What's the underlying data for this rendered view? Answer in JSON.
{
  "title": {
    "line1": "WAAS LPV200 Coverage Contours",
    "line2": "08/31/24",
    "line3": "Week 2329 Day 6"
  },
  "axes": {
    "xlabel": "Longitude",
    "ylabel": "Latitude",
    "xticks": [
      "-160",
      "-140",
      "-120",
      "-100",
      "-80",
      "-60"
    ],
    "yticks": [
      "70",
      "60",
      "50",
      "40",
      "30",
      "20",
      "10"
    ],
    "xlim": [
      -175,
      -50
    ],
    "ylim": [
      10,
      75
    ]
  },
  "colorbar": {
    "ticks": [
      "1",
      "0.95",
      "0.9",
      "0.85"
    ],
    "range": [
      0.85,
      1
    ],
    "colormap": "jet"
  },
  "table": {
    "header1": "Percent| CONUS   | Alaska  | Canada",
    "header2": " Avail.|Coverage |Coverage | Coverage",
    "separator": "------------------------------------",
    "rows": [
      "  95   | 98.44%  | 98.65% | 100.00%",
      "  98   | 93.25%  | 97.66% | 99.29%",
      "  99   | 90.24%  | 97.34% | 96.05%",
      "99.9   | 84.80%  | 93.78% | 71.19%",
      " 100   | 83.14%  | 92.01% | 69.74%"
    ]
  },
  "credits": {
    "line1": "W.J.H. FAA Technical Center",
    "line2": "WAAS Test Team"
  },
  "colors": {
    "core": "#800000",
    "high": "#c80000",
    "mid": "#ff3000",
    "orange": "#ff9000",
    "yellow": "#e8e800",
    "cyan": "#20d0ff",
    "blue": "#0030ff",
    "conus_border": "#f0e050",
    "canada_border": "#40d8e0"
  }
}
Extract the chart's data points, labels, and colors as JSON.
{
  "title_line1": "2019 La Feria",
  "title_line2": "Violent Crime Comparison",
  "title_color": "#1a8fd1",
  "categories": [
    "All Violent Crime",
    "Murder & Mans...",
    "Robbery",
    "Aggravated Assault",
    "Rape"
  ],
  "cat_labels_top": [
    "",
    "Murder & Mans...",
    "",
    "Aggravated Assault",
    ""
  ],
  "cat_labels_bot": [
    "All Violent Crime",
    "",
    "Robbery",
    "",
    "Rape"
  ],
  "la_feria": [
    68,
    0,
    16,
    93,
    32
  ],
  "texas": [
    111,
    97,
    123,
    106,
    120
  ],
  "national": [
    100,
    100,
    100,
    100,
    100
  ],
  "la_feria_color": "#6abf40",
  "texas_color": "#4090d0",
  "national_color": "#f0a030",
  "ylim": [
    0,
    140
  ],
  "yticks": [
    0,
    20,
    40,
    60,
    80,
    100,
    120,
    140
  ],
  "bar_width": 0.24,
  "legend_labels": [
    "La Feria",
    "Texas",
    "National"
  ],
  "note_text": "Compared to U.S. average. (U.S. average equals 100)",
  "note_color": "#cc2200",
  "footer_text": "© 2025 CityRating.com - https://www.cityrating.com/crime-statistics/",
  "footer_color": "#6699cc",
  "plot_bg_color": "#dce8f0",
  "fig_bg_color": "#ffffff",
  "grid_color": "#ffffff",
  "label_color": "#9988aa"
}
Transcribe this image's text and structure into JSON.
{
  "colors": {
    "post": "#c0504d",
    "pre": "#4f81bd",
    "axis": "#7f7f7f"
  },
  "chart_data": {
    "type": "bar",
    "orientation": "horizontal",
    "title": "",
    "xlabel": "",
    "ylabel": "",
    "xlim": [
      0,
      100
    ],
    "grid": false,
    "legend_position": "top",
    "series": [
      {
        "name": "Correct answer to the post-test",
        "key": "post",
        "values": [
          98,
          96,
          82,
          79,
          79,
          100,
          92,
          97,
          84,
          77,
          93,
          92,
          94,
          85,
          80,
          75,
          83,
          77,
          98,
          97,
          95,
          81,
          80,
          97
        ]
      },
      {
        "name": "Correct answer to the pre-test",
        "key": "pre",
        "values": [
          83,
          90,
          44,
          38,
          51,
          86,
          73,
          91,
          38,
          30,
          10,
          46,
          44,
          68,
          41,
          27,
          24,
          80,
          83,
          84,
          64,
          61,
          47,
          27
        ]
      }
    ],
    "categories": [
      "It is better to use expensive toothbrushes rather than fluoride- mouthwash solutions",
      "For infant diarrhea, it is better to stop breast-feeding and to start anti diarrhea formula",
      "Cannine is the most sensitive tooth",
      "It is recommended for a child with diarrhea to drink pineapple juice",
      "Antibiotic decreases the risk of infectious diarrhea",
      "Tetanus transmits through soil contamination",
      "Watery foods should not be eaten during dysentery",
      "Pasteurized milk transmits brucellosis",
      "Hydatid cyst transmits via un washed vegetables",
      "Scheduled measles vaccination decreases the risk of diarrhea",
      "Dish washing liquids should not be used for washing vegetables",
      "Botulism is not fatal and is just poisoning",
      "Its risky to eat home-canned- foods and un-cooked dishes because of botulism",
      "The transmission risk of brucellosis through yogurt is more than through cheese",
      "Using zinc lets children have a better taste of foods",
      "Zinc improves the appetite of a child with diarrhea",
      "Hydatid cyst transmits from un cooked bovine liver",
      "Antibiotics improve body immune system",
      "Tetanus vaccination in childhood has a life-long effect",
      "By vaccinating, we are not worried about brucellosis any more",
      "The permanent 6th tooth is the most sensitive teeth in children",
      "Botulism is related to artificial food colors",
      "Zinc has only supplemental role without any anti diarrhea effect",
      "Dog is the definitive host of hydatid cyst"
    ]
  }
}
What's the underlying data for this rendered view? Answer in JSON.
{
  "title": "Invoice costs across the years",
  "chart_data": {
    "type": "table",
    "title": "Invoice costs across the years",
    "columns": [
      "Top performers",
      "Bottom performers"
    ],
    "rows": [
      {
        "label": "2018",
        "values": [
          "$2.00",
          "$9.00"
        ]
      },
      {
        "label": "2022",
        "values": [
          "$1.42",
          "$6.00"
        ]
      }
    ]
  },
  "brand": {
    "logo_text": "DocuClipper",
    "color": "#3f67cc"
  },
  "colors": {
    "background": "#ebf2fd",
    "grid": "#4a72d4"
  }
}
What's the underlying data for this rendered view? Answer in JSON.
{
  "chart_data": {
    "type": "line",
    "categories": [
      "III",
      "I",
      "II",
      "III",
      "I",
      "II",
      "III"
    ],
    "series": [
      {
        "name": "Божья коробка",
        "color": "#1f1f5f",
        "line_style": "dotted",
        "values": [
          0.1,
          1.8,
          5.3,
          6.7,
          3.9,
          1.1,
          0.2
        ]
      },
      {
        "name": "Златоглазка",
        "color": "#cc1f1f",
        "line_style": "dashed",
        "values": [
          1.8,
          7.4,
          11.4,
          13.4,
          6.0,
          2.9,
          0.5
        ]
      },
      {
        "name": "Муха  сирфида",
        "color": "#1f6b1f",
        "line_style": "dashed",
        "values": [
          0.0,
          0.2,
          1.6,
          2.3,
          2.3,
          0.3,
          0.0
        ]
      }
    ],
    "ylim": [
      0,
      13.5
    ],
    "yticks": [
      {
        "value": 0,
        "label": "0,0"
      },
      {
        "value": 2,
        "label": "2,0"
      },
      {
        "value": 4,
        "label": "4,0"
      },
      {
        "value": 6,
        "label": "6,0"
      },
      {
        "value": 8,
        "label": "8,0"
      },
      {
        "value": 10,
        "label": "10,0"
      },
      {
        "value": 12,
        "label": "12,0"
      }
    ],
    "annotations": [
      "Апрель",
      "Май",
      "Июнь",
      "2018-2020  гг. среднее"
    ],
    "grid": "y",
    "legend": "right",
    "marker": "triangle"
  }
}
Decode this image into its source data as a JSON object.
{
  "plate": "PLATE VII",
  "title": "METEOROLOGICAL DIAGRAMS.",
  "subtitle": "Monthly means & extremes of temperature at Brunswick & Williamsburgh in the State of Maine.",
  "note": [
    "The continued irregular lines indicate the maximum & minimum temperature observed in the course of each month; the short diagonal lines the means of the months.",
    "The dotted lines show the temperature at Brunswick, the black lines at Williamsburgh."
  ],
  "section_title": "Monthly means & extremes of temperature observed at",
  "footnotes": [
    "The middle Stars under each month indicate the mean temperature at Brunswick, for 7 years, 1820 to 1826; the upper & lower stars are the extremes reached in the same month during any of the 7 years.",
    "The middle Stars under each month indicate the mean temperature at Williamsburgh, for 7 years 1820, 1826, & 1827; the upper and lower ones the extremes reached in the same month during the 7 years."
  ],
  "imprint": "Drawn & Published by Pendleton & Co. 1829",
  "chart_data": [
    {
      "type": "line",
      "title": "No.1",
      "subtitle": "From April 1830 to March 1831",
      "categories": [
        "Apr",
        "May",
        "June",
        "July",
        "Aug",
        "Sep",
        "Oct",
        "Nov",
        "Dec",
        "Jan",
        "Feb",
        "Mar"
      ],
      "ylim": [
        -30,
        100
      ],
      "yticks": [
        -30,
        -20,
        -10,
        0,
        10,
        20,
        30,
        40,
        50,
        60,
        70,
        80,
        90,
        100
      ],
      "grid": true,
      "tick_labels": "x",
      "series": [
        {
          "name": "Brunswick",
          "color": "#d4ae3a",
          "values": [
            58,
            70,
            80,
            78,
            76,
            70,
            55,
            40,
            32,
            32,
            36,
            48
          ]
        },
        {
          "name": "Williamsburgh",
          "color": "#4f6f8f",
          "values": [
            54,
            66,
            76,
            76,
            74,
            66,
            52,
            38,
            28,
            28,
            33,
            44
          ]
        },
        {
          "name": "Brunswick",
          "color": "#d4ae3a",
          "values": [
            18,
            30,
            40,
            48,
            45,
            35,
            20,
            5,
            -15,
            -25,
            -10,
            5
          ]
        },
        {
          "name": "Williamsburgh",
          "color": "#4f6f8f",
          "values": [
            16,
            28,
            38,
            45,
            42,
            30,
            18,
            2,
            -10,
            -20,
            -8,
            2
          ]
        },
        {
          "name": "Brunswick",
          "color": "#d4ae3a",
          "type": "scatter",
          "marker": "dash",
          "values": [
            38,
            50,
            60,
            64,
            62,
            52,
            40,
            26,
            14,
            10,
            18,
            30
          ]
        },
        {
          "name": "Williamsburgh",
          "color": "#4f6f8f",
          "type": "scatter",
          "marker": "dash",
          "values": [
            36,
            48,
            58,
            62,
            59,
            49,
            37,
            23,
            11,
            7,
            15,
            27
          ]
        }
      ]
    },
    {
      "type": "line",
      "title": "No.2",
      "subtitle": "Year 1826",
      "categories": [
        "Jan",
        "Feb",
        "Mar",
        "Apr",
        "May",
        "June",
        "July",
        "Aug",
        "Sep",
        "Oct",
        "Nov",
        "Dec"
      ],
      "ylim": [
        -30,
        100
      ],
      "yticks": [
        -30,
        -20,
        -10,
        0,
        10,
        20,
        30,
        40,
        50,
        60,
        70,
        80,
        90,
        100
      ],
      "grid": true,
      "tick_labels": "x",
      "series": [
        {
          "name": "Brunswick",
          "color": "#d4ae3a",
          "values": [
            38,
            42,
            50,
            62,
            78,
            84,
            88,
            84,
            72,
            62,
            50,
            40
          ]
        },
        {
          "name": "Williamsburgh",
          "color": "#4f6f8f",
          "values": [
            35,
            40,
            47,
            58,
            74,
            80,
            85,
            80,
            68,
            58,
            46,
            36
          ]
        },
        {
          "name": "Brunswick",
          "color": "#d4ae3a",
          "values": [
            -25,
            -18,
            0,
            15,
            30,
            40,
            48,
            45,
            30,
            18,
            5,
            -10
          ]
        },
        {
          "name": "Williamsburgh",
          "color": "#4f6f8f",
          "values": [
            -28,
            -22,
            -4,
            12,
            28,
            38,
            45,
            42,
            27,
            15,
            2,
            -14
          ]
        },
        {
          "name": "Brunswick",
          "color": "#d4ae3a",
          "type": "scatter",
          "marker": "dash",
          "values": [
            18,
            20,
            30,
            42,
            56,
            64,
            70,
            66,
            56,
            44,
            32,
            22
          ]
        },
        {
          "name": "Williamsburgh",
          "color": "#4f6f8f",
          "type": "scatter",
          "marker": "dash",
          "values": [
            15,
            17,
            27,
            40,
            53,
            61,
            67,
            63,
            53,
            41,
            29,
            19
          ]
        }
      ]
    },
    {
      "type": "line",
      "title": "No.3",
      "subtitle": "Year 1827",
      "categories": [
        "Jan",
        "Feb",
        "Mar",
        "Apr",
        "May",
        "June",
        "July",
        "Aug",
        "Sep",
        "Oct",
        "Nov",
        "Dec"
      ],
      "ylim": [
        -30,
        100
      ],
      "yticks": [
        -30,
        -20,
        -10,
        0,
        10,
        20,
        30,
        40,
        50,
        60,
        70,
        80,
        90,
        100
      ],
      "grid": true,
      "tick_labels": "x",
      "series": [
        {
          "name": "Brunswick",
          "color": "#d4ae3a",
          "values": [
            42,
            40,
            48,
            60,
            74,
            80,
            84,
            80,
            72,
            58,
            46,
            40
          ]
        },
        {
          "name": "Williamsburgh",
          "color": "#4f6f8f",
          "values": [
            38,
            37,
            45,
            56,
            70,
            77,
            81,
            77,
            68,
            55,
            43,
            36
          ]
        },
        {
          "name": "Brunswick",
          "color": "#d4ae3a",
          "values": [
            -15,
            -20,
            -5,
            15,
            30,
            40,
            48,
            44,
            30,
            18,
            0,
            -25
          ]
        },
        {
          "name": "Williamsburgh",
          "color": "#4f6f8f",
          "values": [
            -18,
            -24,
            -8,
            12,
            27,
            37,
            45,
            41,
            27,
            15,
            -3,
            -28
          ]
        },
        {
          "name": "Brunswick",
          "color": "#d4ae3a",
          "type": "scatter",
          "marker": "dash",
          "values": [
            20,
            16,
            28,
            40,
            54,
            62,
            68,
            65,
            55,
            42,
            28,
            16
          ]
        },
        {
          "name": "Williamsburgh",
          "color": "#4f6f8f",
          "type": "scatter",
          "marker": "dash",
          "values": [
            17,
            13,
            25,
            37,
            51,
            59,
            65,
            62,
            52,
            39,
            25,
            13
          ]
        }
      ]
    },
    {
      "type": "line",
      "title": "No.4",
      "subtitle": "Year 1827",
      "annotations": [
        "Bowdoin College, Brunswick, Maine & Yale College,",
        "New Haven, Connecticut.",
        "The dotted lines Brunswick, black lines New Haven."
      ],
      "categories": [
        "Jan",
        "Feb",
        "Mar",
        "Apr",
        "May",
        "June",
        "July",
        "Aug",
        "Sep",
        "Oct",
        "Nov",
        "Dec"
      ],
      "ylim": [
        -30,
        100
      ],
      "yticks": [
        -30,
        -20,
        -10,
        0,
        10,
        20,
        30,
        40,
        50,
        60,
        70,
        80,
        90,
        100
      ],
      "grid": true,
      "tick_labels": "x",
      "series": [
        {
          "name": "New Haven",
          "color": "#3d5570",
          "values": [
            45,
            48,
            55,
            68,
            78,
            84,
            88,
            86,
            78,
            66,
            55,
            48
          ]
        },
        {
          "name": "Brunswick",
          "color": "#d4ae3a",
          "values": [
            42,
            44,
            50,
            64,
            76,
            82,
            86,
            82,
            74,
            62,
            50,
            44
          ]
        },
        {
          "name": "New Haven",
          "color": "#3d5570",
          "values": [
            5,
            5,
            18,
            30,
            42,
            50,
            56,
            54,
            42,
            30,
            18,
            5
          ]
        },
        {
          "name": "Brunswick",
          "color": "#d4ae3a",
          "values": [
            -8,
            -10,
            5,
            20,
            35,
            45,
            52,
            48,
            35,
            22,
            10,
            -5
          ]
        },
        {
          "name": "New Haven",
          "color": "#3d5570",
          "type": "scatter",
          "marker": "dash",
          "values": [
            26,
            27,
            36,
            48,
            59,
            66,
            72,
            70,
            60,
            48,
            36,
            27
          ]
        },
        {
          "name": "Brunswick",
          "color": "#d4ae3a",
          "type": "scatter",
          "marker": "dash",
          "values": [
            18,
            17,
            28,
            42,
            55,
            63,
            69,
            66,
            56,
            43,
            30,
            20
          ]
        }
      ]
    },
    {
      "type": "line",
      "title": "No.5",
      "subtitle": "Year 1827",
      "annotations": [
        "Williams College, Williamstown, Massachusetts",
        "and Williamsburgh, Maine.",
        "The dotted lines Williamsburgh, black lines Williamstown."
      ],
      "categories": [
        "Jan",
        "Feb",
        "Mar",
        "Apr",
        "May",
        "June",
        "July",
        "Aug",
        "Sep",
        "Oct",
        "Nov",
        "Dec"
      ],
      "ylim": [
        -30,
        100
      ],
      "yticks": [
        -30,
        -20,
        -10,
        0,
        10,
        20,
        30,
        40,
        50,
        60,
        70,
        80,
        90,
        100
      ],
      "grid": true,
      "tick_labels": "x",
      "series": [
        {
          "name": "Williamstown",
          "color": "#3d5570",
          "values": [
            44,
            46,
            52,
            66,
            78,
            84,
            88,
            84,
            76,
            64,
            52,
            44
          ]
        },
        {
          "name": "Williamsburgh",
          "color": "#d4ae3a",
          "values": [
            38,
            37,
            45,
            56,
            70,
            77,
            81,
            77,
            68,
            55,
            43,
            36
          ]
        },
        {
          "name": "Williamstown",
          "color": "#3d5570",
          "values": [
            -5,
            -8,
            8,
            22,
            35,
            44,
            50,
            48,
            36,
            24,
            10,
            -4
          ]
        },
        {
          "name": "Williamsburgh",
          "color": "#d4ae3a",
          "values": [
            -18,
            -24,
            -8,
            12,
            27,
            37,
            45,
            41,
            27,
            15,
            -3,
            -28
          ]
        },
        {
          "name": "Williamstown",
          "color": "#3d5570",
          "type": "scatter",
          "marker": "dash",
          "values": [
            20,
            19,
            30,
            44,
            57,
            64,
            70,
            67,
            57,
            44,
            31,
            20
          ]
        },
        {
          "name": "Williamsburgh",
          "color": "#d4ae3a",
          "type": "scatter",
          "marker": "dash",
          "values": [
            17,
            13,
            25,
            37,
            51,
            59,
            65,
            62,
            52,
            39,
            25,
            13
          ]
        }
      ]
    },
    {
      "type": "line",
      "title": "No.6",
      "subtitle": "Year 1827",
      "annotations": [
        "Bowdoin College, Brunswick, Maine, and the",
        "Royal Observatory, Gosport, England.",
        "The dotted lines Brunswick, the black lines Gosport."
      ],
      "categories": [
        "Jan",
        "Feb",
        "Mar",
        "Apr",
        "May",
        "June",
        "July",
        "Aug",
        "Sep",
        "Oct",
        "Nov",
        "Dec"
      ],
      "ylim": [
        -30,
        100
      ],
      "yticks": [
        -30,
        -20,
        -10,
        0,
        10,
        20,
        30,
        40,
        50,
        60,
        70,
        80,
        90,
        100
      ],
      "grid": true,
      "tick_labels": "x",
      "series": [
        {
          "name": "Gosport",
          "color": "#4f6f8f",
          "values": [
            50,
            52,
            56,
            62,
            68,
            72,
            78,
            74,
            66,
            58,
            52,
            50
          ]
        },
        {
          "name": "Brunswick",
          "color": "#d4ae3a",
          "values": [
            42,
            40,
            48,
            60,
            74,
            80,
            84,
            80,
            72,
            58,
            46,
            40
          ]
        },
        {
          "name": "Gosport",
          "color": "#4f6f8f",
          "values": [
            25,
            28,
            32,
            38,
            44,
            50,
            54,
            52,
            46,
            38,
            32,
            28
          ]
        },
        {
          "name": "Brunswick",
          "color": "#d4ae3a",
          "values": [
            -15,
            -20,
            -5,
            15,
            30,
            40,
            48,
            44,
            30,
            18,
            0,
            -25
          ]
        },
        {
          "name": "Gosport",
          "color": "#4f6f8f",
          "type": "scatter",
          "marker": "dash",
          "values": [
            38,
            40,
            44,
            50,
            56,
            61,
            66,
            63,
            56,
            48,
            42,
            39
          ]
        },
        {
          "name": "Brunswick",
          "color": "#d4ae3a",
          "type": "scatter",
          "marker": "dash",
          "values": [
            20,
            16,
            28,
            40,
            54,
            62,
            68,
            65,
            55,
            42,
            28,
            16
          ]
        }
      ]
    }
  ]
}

______________________________

Report only how many lines of the listing hold the word "children".

-- SOLUTION BELOW --
2